§ What you need to do:
(1) Set down the passage of the text on swimming and infection between "Putting It In" and "to infect others.", inclusive, without changing a word.
(2) In the text on swimming and infection, how do most infections among beachgoers and swimmers probably manifest?

§ Text block:
|---|

The effect of swimming on cystitis in women is a popular topic of discussion in the media. The prevalence of cystitis is very high, and in many cases it is recurrent. Each occurrence often is the result of infection by a new causative microbe. Chemical irritation from chlorinated water or the prolonged wearing of a wet swimsuit may enhance the recurrence of cystitis, regardless of the bacterial contamination of fresh or salt water. When it comes to cystitis, it may be a predisposition rather than a specific causation that affects its occurrence.

Putting It In Perspective

While it seems there are many microbial hazards in the sea, the true risk of serious infection seems negligible. Most infections that may be occurring among beachgoers and swimmers probably manifest as diarrhea, but that is so common among travelers it is rarely linked to seawater.

To mitigate risks of infection, regularly clean and disinfect any watersport equipment, avoid polluted waters, never enter the water with open wounds (including tooth extractions) or sores, never rinse your mouth or sinus cavities with seawater, keep your ears dry, avoid prolonged wearing of wet clothing and be sure to shower after. Those with an acute infection such as a common cold, conjunctivitis, skin infection or gastroenteritis must take precautions not to infect others.

|---|

§ Source material:
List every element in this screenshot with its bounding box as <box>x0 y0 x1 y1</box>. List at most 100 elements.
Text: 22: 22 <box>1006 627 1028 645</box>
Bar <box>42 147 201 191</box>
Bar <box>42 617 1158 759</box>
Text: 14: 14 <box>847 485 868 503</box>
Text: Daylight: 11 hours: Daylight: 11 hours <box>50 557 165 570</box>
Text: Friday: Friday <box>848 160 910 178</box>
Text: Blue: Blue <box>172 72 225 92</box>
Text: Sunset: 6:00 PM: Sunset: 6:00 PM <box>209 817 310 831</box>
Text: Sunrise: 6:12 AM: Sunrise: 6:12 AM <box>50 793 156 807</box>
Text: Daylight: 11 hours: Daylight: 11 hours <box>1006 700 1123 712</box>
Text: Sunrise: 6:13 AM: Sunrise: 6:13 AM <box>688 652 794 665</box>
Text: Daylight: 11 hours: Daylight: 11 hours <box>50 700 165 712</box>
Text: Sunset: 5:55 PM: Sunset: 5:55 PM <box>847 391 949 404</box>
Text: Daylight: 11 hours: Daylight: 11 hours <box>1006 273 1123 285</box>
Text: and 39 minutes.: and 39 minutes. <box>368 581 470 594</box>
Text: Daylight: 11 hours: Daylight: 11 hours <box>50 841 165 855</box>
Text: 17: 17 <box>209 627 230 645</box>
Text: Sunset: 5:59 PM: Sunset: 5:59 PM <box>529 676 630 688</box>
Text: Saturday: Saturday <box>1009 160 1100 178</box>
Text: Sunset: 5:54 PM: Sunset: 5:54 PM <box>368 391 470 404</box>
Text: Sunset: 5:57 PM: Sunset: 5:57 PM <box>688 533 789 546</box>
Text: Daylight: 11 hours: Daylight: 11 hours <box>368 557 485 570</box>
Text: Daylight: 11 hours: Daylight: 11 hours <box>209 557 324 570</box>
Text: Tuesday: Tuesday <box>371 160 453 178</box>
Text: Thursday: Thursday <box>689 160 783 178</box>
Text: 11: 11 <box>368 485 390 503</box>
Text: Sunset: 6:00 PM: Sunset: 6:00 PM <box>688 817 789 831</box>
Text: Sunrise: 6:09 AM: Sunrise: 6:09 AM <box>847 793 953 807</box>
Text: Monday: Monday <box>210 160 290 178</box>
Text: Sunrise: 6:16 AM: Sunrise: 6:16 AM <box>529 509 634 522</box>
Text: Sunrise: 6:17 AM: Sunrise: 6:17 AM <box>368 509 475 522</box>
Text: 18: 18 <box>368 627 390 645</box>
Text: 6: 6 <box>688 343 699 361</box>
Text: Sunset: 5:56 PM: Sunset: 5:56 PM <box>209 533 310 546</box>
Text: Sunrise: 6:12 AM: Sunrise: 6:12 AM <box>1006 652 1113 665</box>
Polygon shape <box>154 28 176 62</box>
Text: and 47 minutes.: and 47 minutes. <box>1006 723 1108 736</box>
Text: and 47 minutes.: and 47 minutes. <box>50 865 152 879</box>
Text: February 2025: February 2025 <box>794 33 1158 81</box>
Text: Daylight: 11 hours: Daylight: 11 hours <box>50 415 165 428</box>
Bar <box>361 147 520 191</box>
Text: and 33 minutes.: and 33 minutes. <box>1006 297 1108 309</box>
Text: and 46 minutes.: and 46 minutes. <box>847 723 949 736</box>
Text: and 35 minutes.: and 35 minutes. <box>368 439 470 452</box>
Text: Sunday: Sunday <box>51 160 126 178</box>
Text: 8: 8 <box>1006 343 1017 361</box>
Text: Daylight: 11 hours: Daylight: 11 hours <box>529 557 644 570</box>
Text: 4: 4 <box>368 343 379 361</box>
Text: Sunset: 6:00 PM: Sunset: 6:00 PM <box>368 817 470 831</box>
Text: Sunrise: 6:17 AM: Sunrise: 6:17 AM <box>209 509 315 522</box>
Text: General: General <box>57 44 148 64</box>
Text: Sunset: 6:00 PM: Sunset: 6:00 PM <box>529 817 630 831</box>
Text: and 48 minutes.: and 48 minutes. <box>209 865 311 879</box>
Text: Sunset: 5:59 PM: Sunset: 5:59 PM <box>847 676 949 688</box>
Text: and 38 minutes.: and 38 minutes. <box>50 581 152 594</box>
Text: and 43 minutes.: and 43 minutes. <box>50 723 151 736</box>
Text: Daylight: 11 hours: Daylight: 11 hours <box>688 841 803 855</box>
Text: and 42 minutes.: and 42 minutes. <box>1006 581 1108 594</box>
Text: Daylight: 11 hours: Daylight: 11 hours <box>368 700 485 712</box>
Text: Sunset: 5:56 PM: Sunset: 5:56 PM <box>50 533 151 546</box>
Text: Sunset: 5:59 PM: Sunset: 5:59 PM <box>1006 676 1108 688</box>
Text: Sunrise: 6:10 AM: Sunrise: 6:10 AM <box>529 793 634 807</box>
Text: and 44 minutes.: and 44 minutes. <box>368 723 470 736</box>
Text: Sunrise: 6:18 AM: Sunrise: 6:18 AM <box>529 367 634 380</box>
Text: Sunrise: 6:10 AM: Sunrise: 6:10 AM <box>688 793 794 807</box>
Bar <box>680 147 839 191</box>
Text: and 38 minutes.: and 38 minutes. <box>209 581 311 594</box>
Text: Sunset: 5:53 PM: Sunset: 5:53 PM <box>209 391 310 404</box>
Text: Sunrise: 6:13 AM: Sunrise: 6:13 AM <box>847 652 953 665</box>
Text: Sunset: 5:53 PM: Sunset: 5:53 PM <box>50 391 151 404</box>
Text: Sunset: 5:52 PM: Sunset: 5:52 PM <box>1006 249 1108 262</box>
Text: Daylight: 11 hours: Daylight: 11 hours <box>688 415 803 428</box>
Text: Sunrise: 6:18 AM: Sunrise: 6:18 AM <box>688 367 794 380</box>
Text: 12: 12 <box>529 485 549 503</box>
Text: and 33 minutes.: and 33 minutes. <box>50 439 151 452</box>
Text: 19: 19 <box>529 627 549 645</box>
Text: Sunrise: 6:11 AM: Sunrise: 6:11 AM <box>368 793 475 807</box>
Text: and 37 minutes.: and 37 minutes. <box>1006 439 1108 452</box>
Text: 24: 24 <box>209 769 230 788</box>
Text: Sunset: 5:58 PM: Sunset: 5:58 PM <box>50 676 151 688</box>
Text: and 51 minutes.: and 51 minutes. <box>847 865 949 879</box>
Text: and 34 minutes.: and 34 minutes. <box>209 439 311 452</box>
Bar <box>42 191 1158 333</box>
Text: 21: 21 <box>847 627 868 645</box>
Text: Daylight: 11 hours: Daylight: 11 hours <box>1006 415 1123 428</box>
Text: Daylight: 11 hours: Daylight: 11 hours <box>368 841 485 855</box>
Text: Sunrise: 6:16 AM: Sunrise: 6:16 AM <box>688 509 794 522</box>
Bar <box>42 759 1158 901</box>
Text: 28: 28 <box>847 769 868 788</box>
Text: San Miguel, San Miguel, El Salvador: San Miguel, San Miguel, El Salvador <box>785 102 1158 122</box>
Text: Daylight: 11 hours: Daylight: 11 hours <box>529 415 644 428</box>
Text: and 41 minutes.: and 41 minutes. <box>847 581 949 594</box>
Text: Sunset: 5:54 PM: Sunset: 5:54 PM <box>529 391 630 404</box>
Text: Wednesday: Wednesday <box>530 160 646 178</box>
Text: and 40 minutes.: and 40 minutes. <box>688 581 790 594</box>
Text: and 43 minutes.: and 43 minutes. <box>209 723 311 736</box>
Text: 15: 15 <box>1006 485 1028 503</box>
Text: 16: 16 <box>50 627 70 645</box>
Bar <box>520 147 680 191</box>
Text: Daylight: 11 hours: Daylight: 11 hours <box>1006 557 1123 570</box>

|---|

§ Answer list:
(1)
Putting It In Perspective

While it seems there are many microbial hazards in the sea, the true risk of serious infection seems negligible. Most infections that may be occurring among beachgoers and swimmers probably manifest as diarrhea, but that is so common among travelers it is rarely linked to seawater.

To mitigate risks of infection, regularly clean and disinfect any watersport equipment, avoid polluted waters, never enter the water with open wounds (including tooth extractions) or sores, never rinse your mouth or sinus cavities with seawater, keep your ears dry, avoid prolonged wearing of wet clothing and be sure to shower after. Those with an acute infection such as a common cold, conjunctivitis, skin infection or gastroenteritis must take precautions not to infect others.

(2) As diarrhea.